GIVEN PROBLEM:
Look below. Copy each line that has "triangle" in it.

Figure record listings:
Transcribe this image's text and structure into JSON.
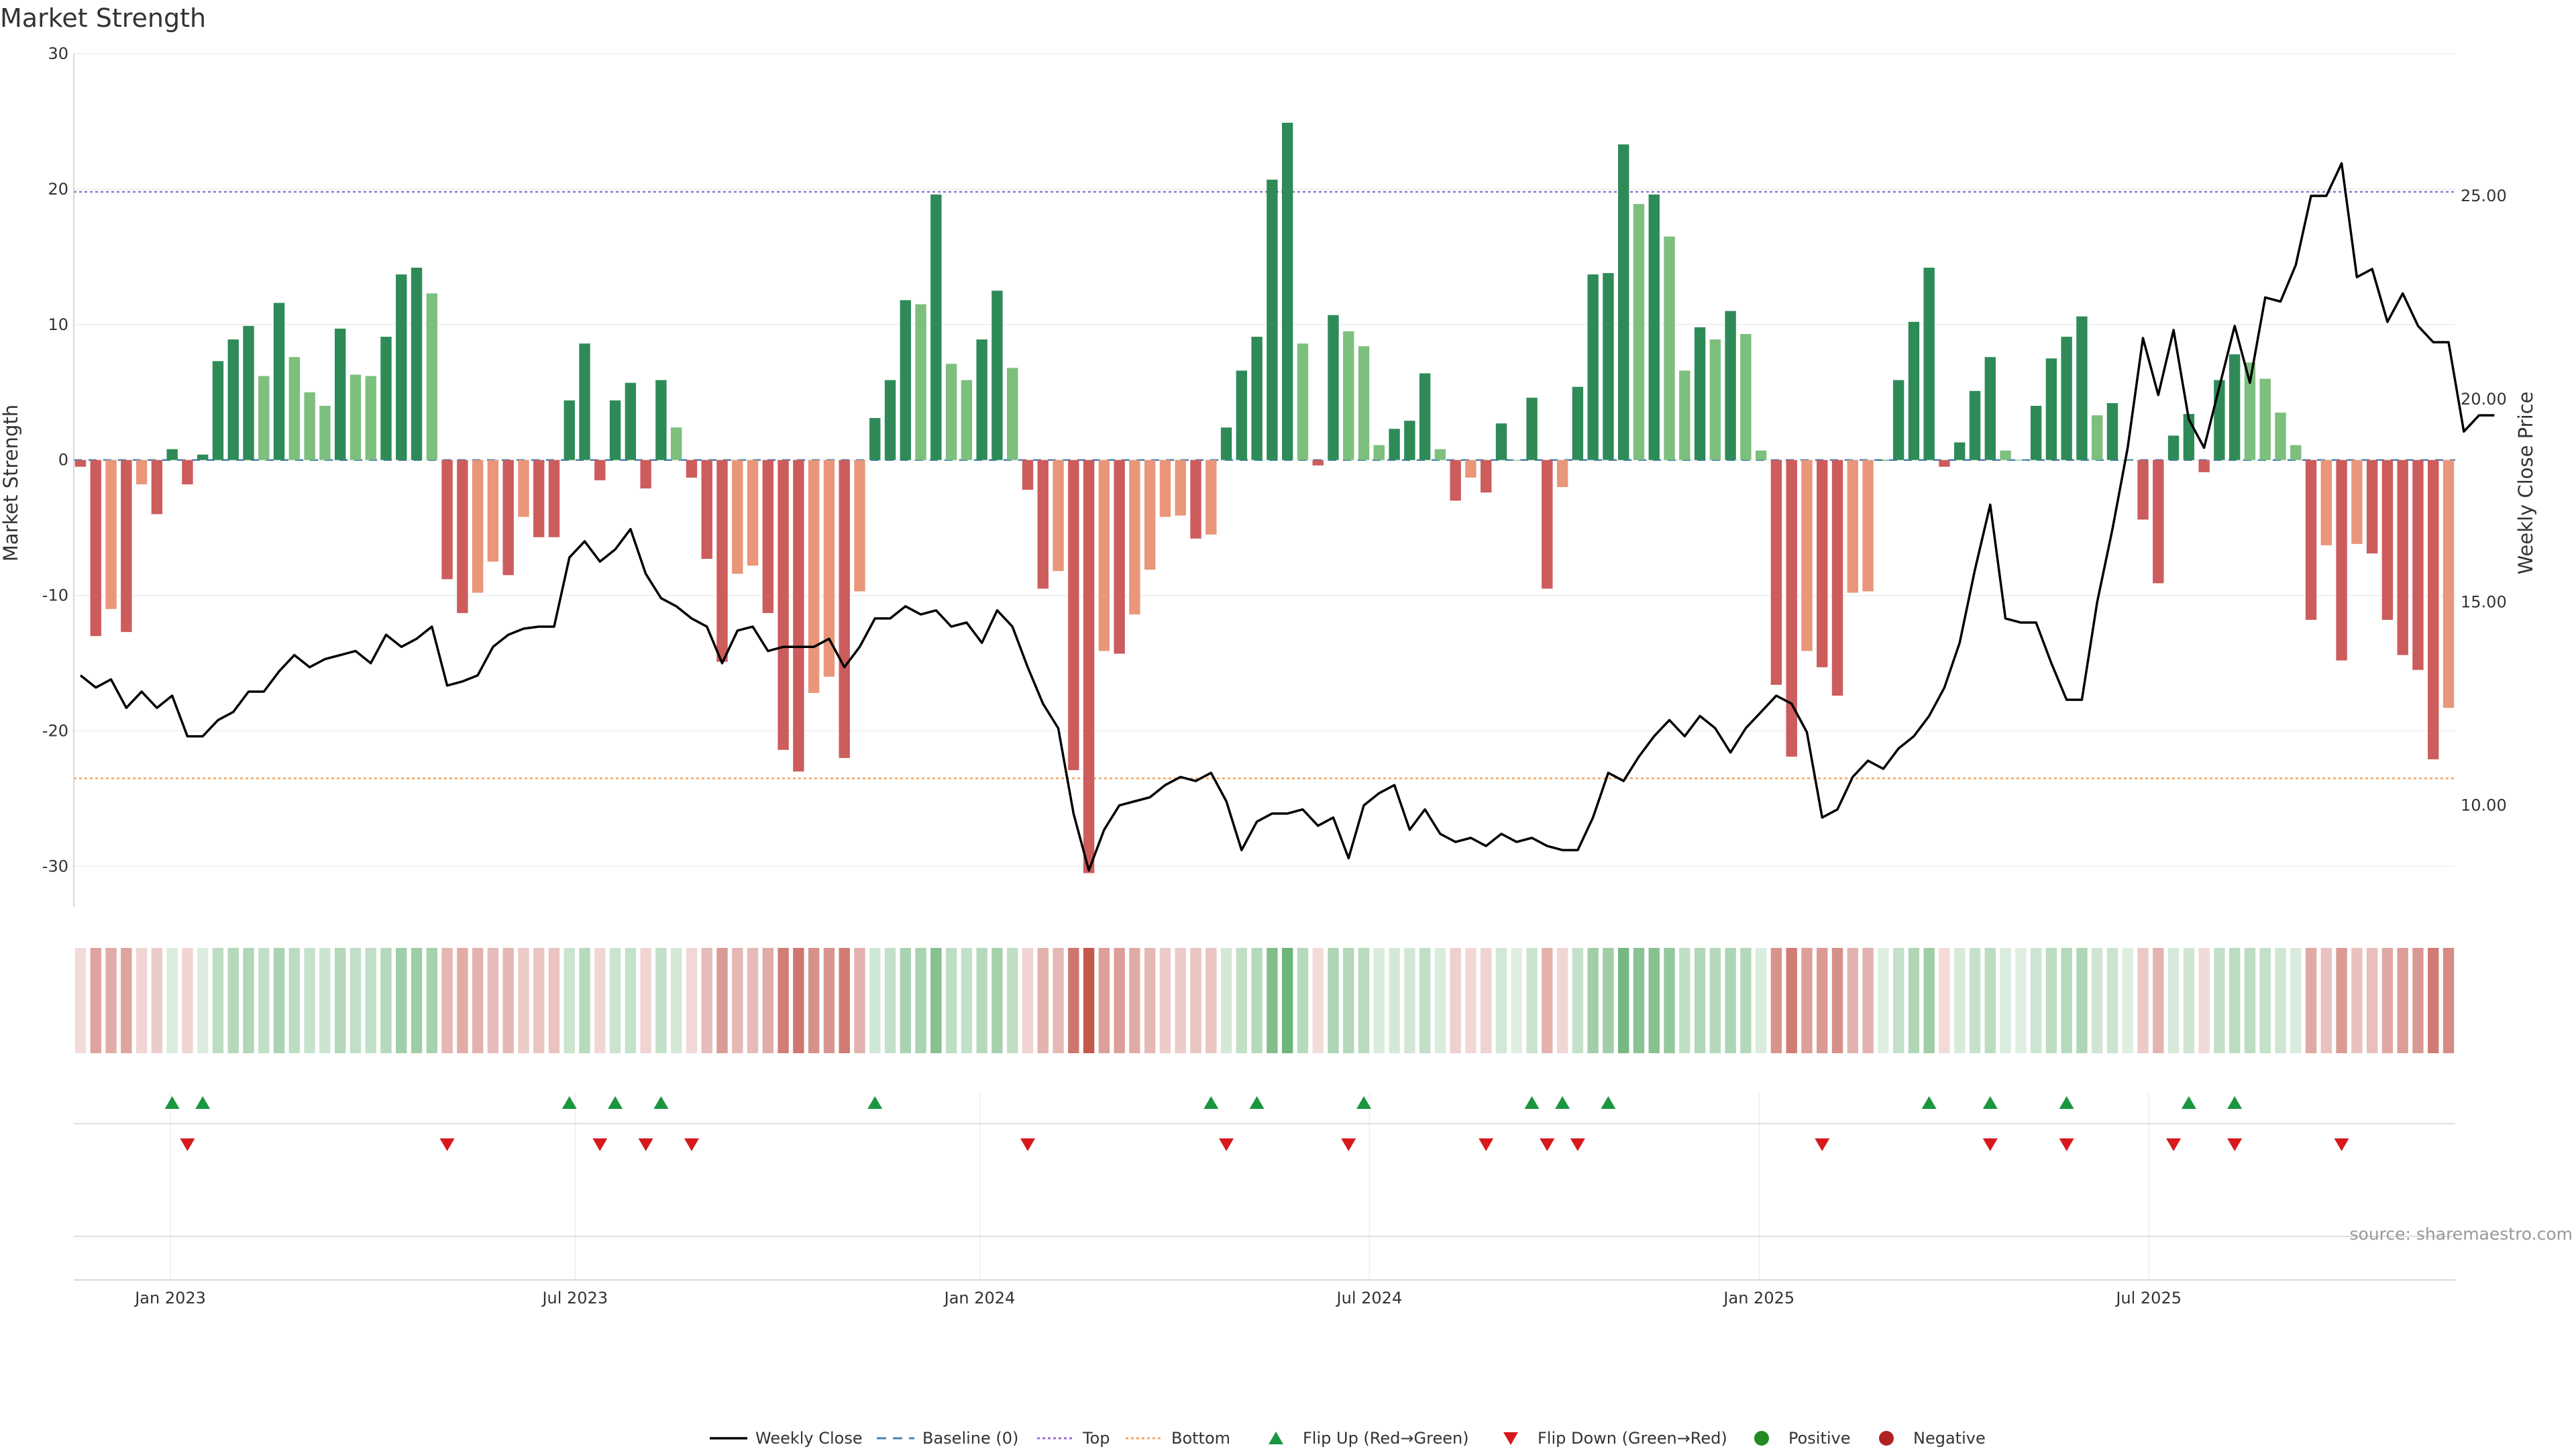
{
  "chart_data": {
    "type": "bar",
    "title": "Market Strength",
    "ylabel": "Market Strength",
    "y2label": "Weekly Close Price",
    "ylim": [
      -33,
      30
    ],
    "y2lim": [
      7.5,
      28.5
    ],
    "yticks": [
      30,
      20,
      10,
      0,
      -10,
      -20,
      -30
    ],
    "y2ticks": [
      "25.00",
      "20.00",
      "15.00",
      "10.00"
    ],
    "y2tick_values": [
      25,
      20,
      15,
      10
    ],
    "x_start": "2022-11-14",
    "x_end": "2025-11-24",
    "xticks": [
      {
        "date": "2022-12-26",
        "label": "Jan 2023"
      },
      {
        "date": "2023-07-03",
        "label": "Jul 2023"
      },
      {
        "date": "2024-01-08",
        "label": "Jan 2024"
      },
      {
        "date": "2024-07-08",
        "label": "Jul 2024"
      },
      {
        "date": "2025-01-06",
        "label": "Jan 2025"
      },
      {
        "date": "2025-07-07",
        "label": "Jul 2025"
      }
    ],
    "top": 19.8,
    "bottom": -23.5,
    "baseline": 0,
    "strength": [
      -0.5,
      -13,
      -11,
      -12.7,
      -1.8,
      -4,
      0.8,
      -1.8,
      0.4,
      7.3,
      8.9,
      9.9,
      6.2,
      11.6,
      7.6,
      5,
      4,
      9.7,
      6.3,
      6.2,
      9.1,
      13.7,
      14.2,
      12.3,
      -8.8,
      -11.3,
      -9.8,
      -7.5,
      -8.5,
      -4.2,
      -5.7,
      -5.7,
      4.4,
      8.6,
      -1.5,
      4.4,
      5.7,
      -2.1,
      5.9,
      2.4,
      -1.3,
      -7.3,
      -14.9,
      -8.4,
      -7.8,
      -11.3,
      -21.4,
      -23,
      -17.2,
      -16,
      -22,
      -9.7,
      3.1,
      5.9,
      11.8,
      11.5,
      19.6,
      7.1,
      5.9,
      8.9,
      12.5,
      6.8,
      -2.2,
      -9.5,
      -8.2,
      -22.9,
      -30.5,
      -14.1,
      -14.3,
      -11.4,
      -8.1,
      -4.2,
      -4.1,
      -5.8,
      -5.5,
      2.4,
      6.6,
      9.1,
      20.7,
      24.9,
      8.6,
      -0.4,
      10.7,
      9.5,
      8.4,
      1.1,
      2.3,
      2.9,
      6.4,
      0.8,
      -3,
      -1.3,
      -2.4,
      2.7,
      0,
      4.6,
      -9.5,
      -2,
      5.4,
      13.7,
      13.8,
      23.3,
      18.9,
      19.6,
      16.5,
      6.6,
      9.8,
      8.9,
      11,
      9.3,
      0.7,
      -16.6,
      -21.9,
      -14.1,
      -15.3,
      -17.4,
      -9.8,
      -9.7,
      0,
      5.9,
      10.2,
      14.2,
      -0.5,
      1.3,
      5.1,
      7.6,
      0.7,
      0,
      4,
      7.5,
      9.1,
      10.6,
      3.3,
      4.2,
      0,
      -4.4,
      -9.1,
      1.8,
      3.4,
      -0.9,
      5.9,
      7.8,
      7.2,
      6,
      3.5,
      1.1,
      -11.8,
      -6.3,
      -14.8,
      -6.2,
      -6.9,
      -11.8,
      -14.4,
      -15.5,
      -22.1,
      -18.3
    ],
    "series": [
      {
        "name": "Weekly Close",
        "values": [
          13.2,
          12.9,
          13.1,
          12.4,
          12.8,
          12.4,
          12.7,
          11.7,
          11.7,
          12.1,
          12.3,
          12.8,
          12.8,
          13.3,
          13.7,
          13.4,
          13.6,
          13.7,
          13.8,
          13.5,
          14.2,
          13.9,
          14.1,
          14.4,
          12.95,
          13.05,
          13.2,
          13.9,
          14.2,
          14.35,
          14.4,
          14.4,
          16.1,
          16.5,
          16.0,
          16.3,
          16.8,
          15.7,
          15.1,
          14.9,
          14.6,
          14.4,
          13.5,
          14.3,
          14.4,
          13.8,
          13.9,
          13.9,
          13.9,
          14.1,
          13.4,
          13.9,
          14.6,
          14.6,
          14.9,
          14.7,
          14.8,
          14.4,
          14.5,
          14.0,
          14.8,
          14.4,
          13.4,
          12.5,
          11.9,
          9.8,
          8.4,
          9.4,
          10.0,
          10.1,
          10.2,
          10.5,
          10.7,
          10.6,
          10.8,
          10.1,
          8.9,
          9.6,
          9.8,
          9.8,
          9.9,
          9.5,
          9.7,
          8.7,
          10.0,
          10.3,
          10.5,
          9.4,
          9.9,
          9.3,
          9.1,
          9.2,
          9.0,
          9.3,
          9.1,
          9.2,
          9.0,
          8.9,
          8.9,
          9.7,
          10.8,
          10.6,
          11.2,
          11.7,
          12.1,
          11.7,
          12.2,
          11.9,
          11.3,
          11.9,
          12.3,
          12.7,
          12.5,
          11.8,
          9.7,
          9.9,
          10.7,
          11.1,
          10.9,
          11.4,
          11.7,
          12.2,
          12.9,
          14.0,
          15.8,
          17.4,
          14.6,
          14.5,
          14.5,
          13.5,
          12.6,
          12.6,
          15.0,
          16.8,
          18.8,
          21.5,
          20.1,
          21.7,
          19.5,
          18.8,
          20.3,
          21.8,
          20.4,
          22.5,
          22.4,
          23.3,
          25.0,
          25.0,
          25.8,
          23.0,
          23.2,
          21.9,
          22.6,
          21.8,
          21.4,
          21.4,
          19.2,
          19.6,
          19.6
        ]
      }
    ],
    "flip_up_index": [
      6,
      8,
      32,
      35,
      38,
      52,
      74,
      77,
      84,
      95,
      97,
      100,
      121,
      125,
      130,
      138,
      141
    ],
    "flip_down_index": [
      7,
      24,
      34,
      37,
      40,
      62,
      75,
      83,
      92,
      96,
      98,
      114,
      125,
      130,
      137,
      141,
      148
    ],
    "legend_position": "bottom",
    "source": "source: sharemaestro.com",
    "legend": [
      {
        "label": "Weekly Close",
        "symbol": "line"
      },
      {
        "label": "Baseline (0)",
        "symbol": "dash"
      },
      {
        "label": "Top",
        "symbol": "dotted"
      },
      {
        "label": "Bottom",
        "symbol": "dotted"
      },
      {
        "label": "Flip Up (Red→Green)",
        "symbol": "triangle-up"
      },
      {
        "label": "Flip Down (Green→Red)",
        "symbol": "triangle-down"
      },
      {
        "label": "Positive",
        "symbol": "circle"
      },
      {
        "label": "Negative",
        "symbol": "circle"
      }
    ],
    "colors": {
      "pos_dark": "#2e8b57",
      "pos_light": "#7dbf7d",
      "neg_dark": "#cd5c5c",
      "neg_light": "#e9967a",
      "price": "#000000",
      "baseline": "#4682b4",
      "top": "#9370db",
      "bottom": "#f4a460",
      "flip_up": "#1a9641",
      "flip_down": "#d7191c",
      "positive_dot": "#228b22",
      "negative_dot": "#b22222"
    }
  }
}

WRITTEN ANSWER:
        "symbol": "triangle-up"
        "symbol": "triangle-down"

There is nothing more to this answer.